» **Stated goal**: Check every line of the entries below for the word "MitoTracker", and copy the ones that have it.

>> BEGIN Records

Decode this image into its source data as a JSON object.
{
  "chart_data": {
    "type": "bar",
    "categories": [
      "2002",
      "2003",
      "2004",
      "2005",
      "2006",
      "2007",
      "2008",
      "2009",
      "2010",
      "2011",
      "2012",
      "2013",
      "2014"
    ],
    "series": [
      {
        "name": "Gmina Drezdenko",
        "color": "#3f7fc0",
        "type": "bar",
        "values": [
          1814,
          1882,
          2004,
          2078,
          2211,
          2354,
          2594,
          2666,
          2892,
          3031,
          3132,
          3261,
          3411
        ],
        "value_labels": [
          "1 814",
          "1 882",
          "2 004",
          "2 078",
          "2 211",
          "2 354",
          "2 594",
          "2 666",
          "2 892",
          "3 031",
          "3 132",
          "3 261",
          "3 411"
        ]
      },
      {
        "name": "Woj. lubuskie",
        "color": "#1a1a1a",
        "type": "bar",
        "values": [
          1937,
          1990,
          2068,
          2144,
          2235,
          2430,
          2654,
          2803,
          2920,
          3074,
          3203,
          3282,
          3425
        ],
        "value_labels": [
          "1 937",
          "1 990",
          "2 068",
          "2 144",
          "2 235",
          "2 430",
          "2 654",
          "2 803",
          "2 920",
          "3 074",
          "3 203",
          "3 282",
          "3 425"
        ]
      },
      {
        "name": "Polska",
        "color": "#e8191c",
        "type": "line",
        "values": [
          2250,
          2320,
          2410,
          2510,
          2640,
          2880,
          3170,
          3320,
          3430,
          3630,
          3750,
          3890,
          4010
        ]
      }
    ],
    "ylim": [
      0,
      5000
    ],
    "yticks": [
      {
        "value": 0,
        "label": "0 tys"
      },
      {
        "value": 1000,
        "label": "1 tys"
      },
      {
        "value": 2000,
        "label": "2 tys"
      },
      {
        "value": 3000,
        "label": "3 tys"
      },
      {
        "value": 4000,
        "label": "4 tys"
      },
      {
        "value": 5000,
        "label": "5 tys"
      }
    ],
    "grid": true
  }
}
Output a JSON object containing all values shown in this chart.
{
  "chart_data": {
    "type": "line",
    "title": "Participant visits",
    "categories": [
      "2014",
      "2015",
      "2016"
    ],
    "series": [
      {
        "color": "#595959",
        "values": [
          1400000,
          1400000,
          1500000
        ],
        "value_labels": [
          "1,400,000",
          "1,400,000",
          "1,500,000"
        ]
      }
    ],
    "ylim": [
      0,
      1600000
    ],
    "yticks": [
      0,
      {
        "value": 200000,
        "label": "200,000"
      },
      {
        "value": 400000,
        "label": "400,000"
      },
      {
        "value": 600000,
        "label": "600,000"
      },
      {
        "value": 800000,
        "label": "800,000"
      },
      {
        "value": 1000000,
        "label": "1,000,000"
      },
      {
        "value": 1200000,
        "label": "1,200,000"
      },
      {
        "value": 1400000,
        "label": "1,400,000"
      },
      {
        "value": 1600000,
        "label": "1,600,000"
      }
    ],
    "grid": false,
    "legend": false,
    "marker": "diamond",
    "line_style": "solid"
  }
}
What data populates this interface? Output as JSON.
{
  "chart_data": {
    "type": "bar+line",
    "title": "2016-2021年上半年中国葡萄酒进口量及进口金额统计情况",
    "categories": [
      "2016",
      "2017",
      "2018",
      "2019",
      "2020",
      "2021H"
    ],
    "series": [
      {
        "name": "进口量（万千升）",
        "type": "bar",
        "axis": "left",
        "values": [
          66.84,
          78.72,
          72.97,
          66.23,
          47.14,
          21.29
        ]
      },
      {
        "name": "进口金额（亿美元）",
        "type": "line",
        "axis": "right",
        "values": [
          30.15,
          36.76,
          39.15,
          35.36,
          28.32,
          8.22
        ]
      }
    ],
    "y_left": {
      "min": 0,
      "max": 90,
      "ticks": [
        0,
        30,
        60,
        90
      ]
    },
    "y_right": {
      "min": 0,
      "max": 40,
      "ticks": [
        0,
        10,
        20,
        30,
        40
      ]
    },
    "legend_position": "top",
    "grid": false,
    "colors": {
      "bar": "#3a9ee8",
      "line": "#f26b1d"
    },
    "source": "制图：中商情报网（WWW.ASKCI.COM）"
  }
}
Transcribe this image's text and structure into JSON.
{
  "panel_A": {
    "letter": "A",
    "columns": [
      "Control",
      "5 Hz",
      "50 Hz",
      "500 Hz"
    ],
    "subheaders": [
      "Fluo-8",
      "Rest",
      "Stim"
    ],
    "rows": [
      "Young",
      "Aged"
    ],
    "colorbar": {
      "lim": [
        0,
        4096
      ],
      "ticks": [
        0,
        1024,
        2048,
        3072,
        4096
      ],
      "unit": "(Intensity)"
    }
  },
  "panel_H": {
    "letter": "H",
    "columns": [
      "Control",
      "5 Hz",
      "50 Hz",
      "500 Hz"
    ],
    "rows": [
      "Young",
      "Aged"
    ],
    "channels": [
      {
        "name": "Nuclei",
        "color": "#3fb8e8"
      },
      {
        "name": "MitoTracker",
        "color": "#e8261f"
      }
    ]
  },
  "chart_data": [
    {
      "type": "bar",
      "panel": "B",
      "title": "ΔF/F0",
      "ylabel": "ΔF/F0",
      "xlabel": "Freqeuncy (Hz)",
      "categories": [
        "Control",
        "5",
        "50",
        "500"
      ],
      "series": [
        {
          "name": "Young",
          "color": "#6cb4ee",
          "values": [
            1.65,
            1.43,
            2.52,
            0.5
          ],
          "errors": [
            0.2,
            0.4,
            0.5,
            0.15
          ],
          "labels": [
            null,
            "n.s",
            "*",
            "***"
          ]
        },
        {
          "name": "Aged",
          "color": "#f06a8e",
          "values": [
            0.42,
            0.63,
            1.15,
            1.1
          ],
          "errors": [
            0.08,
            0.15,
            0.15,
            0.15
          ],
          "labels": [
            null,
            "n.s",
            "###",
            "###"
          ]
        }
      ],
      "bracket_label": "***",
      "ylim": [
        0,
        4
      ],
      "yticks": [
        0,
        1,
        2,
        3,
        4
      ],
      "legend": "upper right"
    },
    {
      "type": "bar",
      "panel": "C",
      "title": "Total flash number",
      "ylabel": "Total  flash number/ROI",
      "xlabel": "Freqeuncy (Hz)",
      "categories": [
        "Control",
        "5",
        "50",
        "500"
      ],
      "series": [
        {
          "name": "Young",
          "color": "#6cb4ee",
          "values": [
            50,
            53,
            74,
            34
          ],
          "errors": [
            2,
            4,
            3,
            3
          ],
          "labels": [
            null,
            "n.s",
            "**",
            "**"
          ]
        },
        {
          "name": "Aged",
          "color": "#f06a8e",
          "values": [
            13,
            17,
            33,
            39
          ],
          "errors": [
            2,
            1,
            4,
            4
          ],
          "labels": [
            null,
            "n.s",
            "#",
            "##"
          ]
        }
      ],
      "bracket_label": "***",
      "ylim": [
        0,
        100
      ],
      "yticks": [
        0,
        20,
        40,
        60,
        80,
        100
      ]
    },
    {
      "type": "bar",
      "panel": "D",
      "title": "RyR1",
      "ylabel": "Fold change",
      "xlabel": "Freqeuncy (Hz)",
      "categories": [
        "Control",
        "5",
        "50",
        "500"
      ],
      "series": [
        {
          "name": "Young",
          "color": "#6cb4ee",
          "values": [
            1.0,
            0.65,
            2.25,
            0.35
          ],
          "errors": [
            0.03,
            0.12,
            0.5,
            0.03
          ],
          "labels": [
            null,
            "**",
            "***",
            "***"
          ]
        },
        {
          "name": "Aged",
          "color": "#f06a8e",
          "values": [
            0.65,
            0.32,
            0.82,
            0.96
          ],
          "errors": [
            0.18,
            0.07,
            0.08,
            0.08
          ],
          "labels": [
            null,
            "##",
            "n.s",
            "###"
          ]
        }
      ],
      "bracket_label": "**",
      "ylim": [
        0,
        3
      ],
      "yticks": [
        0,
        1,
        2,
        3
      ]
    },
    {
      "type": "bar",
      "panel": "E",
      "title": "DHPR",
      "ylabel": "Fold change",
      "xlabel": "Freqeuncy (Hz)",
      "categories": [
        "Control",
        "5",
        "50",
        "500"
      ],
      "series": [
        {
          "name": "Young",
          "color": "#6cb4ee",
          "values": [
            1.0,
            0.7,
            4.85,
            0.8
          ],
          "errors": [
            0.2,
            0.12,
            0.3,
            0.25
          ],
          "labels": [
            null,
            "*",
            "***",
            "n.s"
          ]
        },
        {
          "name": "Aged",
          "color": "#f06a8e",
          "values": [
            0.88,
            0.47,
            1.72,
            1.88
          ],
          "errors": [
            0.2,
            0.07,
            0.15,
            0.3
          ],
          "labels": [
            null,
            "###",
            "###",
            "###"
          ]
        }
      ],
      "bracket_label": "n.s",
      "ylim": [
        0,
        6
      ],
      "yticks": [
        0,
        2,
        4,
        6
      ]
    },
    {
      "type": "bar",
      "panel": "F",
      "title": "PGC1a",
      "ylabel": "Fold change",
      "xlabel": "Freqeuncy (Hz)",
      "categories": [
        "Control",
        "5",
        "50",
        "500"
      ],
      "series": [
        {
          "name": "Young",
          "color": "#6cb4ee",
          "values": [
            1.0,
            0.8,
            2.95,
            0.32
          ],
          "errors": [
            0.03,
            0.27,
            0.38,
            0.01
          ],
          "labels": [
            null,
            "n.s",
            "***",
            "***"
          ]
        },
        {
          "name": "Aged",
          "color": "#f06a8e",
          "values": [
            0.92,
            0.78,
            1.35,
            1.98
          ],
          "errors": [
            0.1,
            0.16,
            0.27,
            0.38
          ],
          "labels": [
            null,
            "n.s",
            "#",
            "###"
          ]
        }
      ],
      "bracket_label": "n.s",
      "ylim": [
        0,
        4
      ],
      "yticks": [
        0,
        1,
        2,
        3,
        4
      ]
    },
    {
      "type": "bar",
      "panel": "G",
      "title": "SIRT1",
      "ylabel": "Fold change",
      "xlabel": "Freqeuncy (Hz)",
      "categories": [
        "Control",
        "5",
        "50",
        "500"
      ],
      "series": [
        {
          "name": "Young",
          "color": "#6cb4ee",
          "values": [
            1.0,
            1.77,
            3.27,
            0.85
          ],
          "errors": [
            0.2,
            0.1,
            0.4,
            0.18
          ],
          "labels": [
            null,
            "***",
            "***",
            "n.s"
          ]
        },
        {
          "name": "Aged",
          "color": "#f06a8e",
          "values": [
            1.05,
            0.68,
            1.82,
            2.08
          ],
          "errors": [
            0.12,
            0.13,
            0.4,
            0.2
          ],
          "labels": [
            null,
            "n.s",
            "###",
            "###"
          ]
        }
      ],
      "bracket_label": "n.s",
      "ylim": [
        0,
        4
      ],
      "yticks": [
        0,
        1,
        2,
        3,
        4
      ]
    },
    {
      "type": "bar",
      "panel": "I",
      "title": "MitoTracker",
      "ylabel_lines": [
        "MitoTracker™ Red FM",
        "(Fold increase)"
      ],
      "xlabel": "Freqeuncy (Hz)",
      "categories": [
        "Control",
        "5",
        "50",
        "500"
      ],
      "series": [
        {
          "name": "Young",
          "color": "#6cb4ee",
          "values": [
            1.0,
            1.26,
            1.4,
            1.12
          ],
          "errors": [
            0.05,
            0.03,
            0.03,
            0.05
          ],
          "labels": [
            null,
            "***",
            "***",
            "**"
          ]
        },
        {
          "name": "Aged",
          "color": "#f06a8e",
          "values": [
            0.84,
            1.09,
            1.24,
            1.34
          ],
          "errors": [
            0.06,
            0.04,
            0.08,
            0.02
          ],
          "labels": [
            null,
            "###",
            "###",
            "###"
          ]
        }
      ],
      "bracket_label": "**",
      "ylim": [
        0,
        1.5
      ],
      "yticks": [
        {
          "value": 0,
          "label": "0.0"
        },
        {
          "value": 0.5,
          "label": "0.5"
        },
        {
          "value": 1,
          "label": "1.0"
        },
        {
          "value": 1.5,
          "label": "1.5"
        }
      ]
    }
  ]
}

>> END Records

» **Final answer**:
        "name": "MitoTracker",
      "title": "MitoTracker",
        "MitoTracker™ Red FM",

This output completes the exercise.